• **Task to complete**
Of all the lines in the data below, how many contain "Regem"? Report that number alone.

** START OF Extracted information **

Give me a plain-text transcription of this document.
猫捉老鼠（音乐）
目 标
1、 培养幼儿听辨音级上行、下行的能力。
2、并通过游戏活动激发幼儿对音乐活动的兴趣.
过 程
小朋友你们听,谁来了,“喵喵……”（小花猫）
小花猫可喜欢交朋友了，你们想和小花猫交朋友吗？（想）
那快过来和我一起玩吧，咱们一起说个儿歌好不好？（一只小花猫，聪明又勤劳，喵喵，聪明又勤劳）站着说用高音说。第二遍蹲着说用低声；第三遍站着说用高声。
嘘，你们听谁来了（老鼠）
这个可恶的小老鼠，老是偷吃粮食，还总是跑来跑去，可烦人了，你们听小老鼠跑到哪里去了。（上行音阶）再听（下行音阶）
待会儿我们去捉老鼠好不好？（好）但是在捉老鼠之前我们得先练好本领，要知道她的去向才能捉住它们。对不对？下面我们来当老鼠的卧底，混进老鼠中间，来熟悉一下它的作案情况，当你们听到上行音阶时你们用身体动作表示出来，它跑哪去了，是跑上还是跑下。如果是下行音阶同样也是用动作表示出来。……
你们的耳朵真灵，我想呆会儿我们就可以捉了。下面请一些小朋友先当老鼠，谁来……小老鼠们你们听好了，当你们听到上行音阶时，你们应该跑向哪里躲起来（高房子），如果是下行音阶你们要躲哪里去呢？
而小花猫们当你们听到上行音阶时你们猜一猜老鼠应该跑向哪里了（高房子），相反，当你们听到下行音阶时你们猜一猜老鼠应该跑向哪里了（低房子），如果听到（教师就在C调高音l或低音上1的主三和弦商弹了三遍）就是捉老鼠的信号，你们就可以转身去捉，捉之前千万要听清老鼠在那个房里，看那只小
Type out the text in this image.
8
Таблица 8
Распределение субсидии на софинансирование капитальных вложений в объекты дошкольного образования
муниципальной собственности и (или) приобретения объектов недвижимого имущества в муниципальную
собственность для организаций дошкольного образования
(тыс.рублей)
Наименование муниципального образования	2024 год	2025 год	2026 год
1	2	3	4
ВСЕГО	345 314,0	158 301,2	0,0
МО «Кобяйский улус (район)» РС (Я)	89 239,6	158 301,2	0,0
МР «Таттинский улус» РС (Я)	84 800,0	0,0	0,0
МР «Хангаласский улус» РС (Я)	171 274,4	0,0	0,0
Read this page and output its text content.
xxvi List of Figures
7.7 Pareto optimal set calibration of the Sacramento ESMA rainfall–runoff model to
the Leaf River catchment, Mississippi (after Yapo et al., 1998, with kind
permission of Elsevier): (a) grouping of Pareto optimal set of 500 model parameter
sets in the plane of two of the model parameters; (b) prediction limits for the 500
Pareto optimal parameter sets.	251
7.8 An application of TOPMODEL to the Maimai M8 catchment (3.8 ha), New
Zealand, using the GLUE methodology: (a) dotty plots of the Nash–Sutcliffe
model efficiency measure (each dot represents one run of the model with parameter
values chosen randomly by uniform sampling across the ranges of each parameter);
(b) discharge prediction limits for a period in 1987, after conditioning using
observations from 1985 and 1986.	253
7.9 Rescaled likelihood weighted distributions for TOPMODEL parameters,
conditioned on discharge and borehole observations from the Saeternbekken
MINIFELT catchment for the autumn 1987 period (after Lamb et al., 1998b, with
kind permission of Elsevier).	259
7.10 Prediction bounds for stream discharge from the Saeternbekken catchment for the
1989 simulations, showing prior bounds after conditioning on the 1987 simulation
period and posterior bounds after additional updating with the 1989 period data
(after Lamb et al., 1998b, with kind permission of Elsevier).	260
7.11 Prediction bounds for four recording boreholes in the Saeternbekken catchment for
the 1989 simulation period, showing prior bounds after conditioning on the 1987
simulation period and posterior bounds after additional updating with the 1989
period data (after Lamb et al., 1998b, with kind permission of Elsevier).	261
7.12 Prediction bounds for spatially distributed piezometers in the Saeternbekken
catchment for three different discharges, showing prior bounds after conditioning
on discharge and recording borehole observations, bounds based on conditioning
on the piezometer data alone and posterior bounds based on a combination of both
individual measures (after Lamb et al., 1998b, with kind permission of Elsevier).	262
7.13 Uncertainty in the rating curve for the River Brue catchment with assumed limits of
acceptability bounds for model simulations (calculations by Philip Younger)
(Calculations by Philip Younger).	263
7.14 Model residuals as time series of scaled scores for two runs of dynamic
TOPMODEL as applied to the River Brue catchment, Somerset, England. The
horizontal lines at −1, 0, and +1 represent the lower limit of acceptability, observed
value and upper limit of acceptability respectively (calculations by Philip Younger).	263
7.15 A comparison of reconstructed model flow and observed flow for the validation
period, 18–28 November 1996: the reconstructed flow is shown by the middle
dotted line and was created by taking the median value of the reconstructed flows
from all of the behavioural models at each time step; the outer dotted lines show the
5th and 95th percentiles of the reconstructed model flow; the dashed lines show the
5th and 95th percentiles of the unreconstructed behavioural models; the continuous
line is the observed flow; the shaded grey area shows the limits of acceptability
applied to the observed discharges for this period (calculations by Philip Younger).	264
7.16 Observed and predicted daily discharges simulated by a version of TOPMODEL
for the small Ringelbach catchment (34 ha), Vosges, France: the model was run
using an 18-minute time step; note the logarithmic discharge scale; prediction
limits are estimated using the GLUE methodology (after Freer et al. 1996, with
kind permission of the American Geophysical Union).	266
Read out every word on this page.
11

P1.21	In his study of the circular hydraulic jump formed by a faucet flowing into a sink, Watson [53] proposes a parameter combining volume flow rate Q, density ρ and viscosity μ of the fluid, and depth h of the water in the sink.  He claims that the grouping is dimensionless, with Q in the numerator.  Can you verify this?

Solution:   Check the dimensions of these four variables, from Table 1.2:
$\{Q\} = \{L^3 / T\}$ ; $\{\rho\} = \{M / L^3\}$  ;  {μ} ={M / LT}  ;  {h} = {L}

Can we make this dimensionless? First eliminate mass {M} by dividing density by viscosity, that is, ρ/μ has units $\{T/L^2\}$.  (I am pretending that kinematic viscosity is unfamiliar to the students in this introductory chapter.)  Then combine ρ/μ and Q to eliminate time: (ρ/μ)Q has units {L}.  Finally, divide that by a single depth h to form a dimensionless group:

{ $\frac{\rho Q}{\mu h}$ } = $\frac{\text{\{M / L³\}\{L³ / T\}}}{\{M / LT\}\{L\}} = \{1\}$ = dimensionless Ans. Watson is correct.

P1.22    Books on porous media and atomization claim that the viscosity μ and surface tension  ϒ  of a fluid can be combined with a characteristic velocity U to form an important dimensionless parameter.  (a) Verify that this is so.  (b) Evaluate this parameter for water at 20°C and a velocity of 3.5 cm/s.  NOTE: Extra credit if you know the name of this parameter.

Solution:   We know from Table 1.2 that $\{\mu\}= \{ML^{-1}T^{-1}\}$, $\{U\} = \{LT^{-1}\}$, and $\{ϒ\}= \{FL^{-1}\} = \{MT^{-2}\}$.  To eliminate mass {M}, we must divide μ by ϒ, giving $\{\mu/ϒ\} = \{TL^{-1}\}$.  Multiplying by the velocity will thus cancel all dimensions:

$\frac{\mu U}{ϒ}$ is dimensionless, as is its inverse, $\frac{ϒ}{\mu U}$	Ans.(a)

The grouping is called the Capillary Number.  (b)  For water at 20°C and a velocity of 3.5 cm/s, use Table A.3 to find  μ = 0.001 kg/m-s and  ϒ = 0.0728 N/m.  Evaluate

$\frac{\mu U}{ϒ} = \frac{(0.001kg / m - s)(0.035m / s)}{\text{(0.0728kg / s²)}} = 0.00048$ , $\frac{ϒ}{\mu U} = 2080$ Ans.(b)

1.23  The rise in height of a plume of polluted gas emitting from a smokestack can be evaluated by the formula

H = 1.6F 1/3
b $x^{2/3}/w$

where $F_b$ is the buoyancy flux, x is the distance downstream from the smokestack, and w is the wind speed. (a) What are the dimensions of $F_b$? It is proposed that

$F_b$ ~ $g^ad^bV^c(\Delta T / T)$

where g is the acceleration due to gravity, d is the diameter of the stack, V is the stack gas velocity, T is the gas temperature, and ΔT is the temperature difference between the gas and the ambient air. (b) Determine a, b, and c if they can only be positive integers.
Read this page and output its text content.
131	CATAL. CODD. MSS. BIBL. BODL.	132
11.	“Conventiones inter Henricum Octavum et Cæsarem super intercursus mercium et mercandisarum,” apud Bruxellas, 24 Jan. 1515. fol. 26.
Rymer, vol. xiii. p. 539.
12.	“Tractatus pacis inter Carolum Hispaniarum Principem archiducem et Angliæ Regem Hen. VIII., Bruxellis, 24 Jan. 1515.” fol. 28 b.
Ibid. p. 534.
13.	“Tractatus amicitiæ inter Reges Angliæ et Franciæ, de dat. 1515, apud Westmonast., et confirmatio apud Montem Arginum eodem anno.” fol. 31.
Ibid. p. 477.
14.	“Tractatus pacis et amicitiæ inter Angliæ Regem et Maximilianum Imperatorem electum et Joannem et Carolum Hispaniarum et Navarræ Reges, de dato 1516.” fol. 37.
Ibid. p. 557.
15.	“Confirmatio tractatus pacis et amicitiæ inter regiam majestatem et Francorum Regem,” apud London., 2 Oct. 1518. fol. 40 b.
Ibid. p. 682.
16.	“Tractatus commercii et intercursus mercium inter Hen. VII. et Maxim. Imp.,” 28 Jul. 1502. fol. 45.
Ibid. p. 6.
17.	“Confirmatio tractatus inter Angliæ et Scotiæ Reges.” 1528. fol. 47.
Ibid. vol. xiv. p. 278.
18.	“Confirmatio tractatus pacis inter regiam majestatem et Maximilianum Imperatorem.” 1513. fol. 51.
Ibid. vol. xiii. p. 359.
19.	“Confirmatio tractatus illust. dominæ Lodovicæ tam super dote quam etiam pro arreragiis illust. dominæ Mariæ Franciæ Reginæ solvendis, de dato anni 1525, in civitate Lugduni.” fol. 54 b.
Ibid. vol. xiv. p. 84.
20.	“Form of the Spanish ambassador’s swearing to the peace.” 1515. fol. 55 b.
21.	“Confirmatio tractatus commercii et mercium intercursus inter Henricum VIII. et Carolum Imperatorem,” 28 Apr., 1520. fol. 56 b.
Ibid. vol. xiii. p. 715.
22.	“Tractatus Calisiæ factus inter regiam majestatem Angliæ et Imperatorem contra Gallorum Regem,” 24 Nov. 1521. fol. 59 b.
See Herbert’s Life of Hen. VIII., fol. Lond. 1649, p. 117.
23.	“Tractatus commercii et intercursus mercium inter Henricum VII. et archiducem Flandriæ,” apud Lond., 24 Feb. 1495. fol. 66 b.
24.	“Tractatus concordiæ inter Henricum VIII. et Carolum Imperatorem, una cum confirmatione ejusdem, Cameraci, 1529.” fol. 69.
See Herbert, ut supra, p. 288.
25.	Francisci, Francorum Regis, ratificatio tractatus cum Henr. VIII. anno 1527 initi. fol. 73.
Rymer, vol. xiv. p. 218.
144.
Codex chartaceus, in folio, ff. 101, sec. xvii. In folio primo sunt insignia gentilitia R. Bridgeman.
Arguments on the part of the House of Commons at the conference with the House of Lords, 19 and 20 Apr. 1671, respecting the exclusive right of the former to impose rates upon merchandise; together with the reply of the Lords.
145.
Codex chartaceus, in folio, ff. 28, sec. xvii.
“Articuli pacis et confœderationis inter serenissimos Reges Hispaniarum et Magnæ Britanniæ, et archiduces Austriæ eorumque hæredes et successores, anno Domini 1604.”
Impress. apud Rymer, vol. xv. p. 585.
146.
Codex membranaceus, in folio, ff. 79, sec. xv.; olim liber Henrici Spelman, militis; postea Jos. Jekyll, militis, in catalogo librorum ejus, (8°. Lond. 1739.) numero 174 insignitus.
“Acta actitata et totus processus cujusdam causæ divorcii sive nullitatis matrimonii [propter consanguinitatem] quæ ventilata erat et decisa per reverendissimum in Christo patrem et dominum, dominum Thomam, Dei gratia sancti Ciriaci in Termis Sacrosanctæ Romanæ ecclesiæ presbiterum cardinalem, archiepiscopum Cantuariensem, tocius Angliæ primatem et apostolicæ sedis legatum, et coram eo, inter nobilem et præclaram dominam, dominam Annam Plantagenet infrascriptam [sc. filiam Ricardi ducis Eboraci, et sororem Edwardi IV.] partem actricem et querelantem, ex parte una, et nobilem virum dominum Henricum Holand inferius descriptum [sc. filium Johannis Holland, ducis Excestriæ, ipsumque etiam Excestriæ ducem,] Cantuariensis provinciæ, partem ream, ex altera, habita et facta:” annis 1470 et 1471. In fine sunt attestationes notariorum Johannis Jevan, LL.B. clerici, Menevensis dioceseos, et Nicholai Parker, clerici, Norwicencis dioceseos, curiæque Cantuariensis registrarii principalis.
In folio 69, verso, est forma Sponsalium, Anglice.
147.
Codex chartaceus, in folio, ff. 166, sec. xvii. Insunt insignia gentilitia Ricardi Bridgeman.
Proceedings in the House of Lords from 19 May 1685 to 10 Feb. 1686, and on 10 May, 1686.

** END OF Extracted information **

• **Answer to the task**
4